— Rows —

---

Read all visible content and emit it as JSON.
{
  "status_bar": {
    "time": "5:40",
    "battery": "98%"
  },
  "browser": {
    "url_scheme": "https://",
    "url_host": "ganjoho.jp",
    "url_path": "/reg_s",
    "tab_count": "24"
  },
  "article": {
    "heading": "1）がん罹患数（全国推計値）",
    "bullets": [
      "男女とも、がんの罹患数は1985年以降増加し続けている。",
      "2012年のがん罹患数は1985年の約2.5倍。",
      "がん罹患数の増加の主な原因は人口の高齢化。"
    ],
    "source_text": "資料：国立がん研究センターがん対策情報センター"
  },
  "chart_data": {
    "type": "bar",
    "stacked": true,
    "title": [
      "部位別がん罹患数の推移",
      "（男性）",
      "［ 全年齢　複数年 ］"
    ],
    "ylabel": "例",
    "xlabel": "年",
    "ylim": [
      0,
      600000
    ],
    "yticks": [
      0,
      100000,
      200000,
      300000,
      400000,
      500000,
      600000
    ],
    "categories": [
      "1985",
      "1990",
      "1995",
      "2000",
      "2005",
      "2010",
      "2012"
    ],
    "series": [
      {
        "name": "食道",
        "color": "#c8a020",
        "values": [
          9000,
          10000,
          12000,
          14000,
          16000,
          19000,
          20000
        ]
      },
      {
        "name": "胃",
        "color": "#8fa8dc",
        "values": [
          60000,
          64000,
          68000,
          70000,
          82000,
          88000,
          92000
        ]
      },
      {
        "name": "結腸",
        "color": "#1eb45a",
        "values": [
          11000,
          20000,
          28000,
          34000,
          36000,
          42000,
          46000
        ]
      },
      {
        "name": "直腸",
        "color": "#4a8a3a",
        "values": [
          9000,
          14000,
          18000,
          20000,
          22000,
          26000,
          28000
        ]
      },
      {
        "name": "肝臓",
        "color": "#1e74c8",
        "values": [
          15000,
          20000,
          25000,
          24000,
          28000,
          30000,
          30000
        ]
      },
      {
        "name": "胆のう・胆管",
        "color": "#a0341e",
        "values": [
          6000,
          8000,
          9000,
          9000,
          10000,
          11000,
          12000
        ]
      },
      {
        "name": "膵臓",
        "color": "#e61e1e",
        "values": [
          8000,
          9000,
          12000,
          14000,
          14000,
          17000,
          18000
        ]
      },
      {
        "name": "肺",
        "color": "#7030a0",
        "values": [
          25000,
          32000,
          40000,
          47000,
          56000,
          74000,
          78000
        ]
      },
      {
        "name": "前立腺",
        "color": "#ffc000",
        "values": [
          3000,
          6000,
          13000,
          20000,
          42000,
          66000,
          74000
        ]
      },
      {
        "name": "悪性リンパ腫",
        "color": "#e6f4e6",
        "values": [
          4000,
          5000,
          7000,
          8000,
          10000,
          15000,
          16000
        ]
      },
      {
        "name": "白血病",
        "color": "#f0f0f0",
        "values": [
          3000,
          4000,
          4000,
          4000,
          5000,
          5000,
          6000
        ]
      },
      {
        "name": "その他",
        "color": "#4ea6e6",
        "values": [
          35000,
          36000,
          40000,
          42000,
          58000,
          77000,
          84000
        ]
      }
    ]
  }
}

---

— Problem statement —
Report how many lines in these entries contain "name". Answer with the number only.

— Answer for the task —
12